* BEGIN Record excerpts *

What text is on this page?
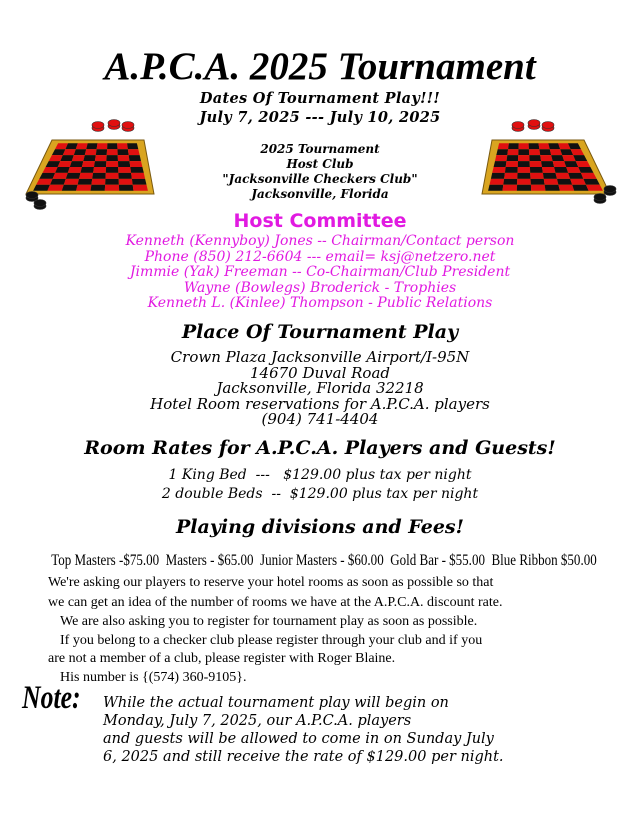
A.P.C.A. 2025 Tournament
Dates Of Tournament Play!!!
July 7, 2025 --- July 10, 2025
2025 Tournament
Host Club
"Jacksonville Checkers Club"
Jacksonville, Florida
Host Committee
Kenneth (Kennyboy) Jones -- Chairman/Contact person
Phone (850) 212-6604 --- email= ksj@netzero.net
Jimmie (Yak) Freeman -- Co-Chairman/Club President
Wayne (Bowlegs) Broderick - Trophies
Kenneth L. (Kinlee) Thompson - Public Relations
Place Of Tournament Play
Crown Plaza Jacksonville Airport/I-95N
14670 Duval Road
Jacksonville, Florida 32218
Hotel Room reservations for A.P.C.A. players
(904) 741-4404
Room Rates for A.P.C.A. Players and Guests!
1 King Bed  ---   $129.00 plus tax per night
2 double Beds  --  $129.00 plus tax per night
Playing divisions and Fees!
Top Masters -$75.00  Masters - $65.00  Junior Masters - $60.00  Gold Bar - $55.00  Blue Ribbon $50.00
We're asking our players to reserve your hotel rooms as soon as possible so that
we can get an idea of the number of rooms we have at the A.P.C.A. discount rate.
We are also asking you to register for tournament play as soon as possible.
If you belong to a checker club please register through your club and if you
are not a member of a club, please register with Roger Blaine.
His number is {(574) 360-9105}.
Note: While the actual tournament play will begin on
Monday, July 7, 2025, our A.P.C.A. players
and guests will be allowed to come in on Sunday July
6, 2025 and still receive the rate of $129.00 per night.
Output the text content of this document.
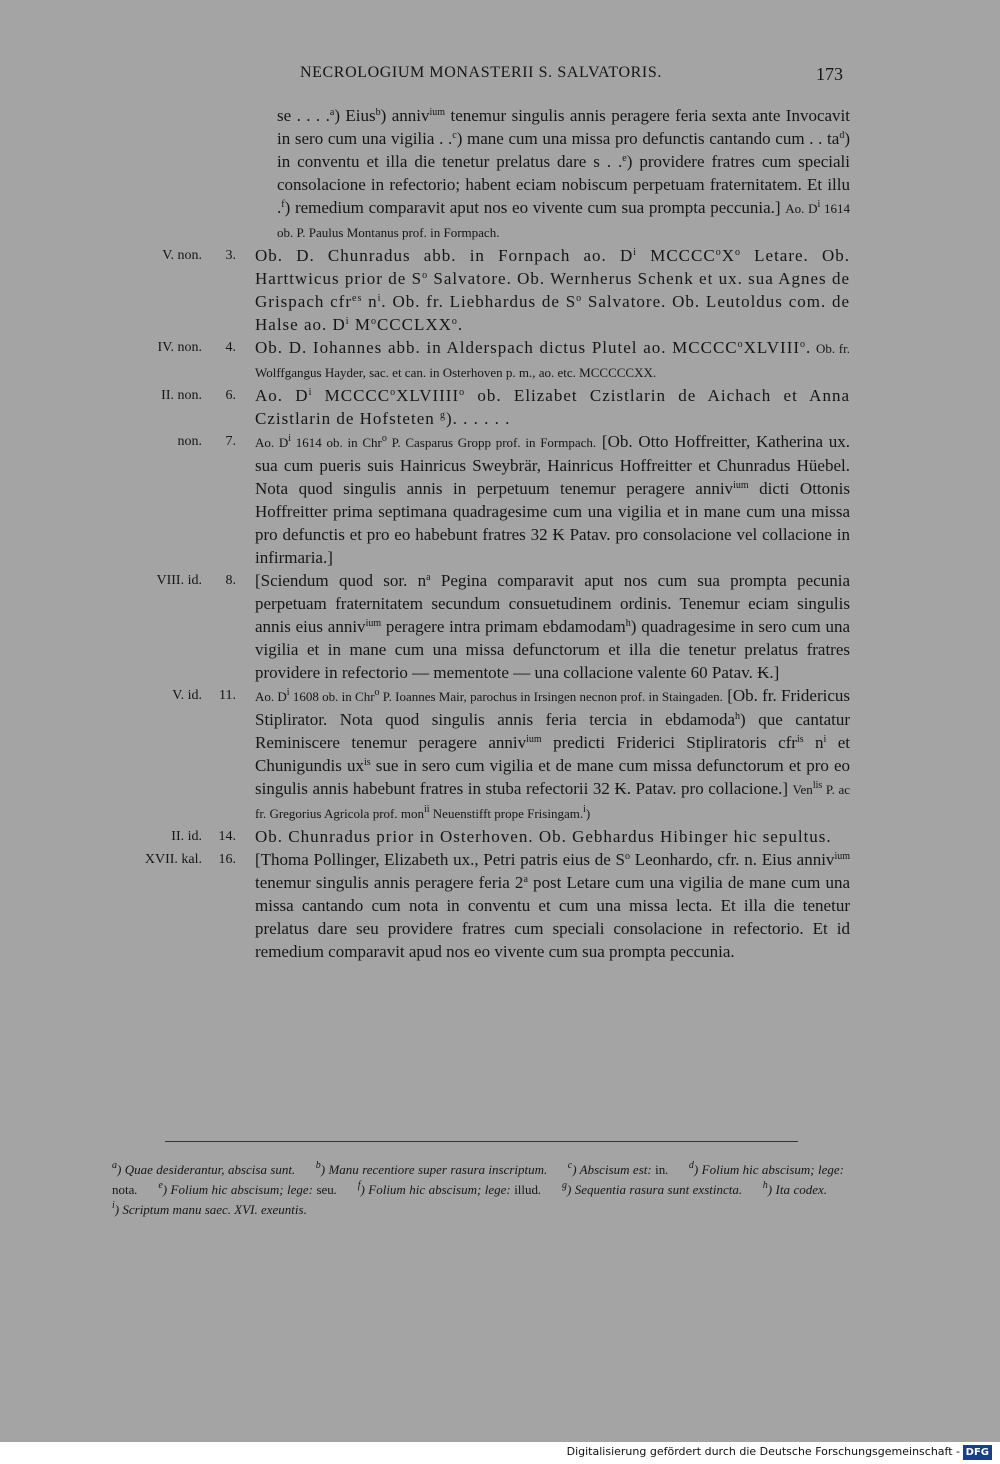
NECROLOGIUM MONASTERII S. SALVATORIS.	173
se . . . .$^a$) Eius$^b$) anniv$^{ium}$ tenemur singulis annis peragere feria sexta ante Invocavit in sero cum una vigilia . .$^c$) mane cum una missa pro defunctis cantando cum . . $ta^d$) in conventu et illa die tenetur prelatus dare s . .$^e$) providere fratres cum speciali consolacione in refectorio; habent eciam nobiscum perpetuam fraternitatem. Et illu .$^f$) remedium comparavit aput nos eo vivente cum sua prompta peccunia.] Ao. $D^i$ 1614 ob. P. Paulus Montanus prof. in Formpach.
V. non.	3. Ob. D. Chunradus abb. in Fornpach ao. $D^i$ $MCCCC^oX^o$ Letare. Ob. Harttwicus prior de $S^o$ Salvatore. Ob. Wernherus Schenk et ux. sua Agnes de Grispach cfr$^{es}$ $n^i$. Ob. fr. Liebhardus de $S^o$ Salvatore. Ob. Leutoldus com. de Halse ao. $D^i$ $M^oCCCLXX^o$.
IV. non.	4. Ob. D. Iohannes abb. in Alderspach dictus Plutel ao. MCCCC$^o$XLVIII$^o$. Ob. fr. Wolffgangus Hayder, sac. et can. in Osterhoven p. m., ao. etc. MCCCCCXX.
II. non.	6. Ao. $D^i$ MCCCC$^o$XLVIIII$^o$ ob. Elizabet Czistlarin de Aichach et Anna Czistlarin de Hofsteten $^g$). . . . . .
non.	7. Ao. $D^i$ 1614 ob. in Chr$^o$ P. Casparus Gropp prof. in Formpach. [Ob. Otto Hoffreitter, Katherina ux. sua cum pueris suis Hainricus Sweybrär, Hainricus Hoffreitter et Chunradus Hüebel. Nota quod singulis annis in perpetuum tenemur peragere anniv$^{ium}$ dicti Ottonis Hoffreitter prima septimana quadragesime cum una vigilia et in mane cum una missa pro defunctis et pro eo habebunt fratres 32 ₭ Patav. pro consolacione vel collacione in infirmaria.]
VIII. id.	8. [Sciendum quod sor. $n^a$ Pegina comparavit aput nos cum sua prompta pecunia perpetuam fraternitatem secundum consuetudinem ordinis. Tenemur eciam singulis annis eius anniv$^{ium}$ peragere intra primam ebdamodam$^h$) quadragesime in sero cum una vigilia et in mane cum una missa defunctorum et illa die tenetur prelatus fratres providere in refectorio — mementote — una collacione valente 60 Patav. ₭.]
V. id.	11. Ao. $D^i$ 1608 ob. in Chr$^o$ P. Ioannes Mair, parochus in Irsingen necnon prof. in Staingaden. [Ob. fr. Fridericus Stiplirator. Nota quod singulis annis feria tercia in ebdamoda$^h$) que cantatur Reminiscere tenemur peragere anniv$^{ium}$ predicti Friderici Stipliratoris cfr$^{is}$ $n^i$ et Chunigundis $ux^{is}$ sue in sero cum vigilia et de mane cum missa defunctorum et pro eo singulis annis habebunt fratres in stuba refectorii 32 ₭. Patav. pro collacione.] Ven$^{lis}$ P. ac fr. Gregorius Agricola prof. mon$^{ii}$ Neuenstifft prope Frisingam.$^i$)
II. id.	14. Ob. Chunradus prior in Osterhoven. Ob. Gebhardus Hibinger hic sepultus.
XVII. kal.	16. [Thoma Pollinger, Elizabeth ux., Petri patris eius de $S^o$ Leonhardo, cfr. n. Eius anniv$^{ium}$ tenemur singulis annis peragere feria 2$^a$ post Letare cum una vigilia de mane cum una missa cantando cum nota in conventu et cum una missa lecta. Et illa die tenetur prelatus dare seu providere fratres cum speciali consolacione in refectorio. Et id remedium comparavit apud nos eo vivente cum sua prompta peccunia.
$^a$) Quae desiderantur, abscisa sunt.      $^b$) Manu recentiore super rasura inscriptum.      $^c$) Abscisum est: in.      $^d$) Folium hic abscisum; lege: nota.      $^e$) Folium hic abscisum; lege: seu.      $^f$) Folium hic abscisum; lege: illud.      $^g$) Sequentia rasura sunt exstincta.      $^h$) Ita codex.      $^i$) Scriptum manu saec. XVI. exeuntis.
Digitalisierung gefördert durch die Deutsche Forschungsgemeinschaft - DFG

* END Record excerpts *
* BEGIN Record excerpts *

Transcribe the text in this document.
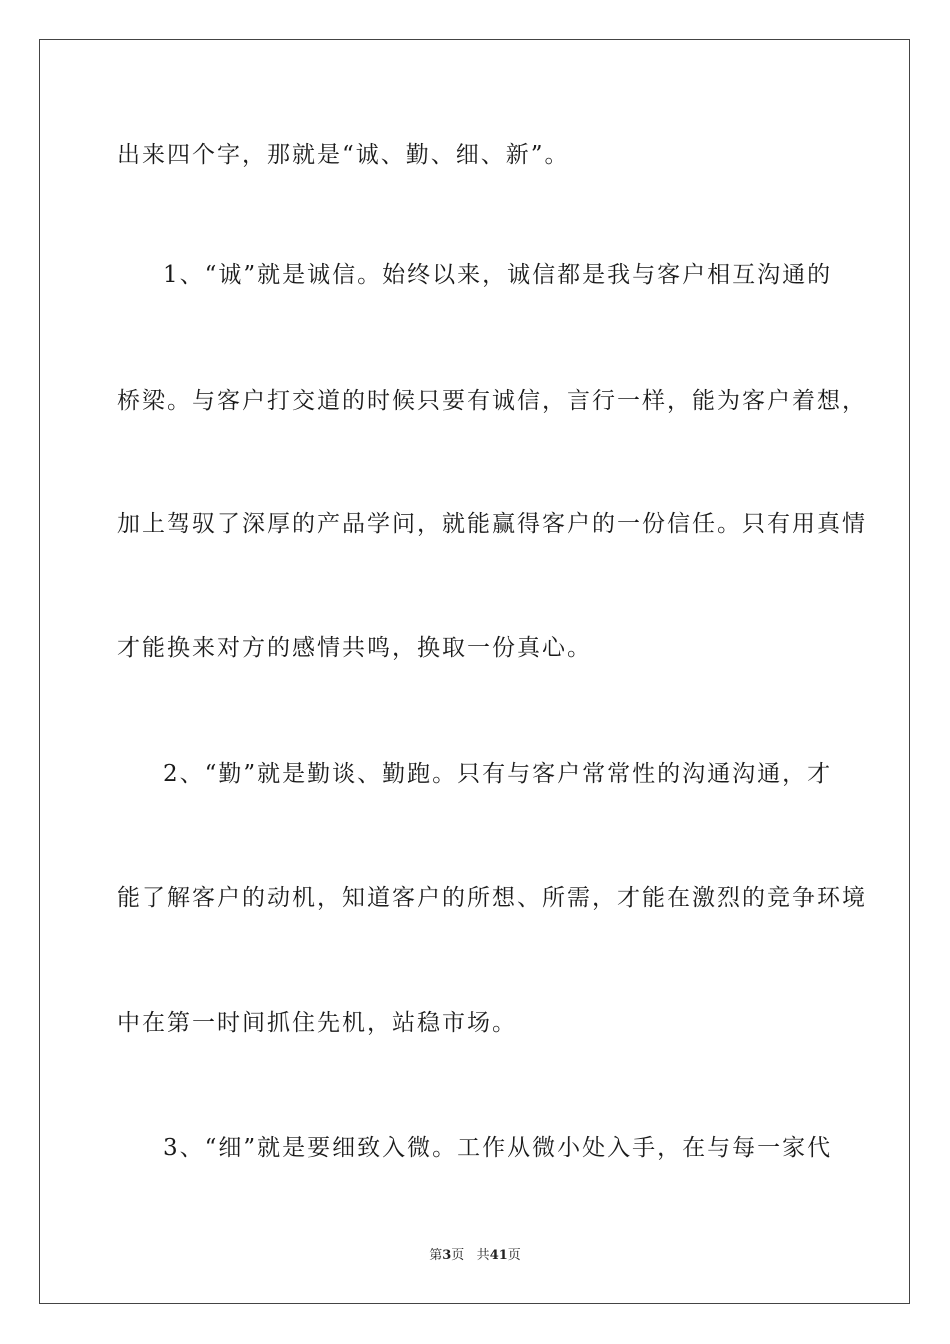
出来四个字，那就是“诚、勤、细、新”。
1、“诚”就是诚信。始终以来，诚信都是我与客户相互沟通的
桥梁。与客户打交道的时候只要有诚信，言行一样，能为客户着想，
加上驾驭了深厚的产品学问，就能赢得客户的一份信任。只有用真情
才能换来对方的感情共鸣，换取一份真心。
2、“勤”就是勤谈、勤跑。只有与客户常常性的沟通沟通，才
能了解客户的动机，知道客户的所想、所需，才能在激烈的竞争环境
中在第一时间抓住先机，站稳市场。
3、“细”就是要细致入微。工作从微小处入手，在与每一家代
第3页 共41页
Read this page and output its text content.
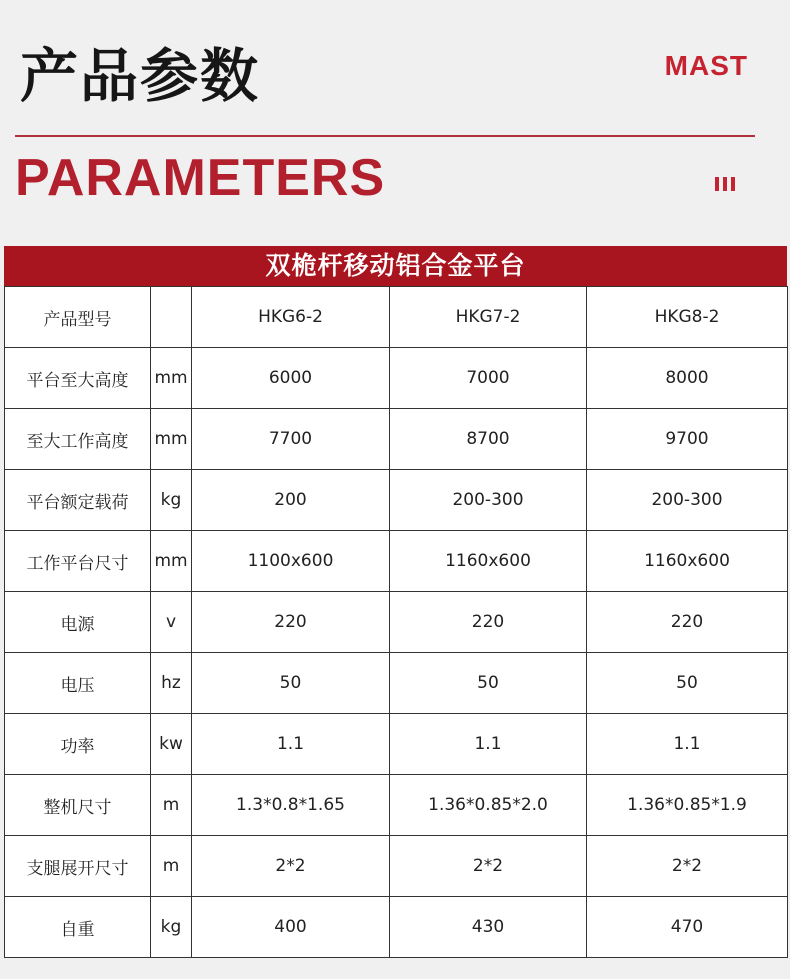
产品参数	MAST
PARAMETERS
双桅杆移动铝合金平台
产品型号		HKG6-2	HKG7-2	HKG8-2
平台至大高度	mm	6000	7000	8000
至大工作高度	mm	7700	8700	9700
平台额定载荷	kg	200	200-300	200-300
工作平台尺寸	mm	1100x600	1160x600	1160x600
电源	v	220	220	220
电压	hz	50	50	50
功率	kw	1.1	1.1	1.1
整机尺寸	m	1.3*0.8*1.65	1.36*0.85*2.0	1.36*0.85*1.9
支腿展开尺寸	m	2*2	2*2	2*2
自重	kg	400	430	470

* END Record excerpts *

Written request
Scan the material above for the string "asking" and report each line where you find it.

Solved exercise
We're asking our players to reserve your hotel rooms as soon as possible so that
We are also asking you to register for tournament play as soon as possible.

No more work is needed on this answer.